-- What you need to do --
From the entries below, report how many lines contain the string "Analog". Give only that number.

Extracted data entries
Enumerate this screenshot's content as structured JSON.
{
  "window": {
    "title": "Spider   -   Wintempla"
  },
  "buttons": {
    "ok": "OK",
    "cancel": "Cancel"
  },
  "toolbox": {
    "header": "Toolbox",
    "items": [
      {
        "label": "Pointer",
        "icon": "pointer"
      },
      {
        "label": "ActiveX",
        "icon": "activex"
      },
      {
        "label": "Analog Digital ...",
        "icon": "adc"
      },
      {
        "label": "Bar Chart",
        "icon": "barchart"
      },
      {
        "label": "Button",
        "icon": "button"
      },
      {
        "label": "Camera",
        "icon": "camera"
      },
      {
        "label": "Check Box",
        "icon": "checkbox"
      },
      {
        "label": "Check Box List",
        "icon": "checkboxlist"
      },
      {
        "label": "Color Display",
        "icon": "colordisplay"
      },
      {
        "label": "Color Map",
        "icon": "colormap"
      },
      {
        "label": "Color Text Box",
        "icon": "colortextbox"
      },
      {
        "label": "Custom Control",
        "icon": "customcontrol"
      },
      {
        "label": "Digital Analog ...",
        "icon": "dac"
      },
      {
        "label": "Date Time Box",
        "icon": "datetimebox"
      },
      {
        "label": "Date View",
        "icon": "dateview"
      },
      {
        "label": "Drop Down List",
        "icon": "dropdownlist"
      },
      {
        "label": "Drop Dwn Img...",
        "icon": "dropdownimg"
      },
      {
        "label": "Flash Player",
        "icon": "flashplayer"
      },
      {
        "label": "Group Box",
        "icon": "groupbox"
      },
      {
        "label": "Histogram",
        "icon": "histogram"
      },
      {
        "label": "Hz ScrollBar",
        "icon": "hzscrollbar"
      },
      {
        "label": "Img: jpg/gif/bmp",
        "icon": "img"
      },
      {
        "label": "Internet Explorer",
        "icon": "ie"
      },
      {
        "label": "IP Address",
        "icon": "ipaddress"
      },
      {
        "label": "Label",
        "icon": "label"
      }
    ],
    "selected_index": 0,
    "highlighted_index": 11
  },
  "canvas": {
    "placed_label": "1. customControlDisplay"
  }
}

-- The reply --
2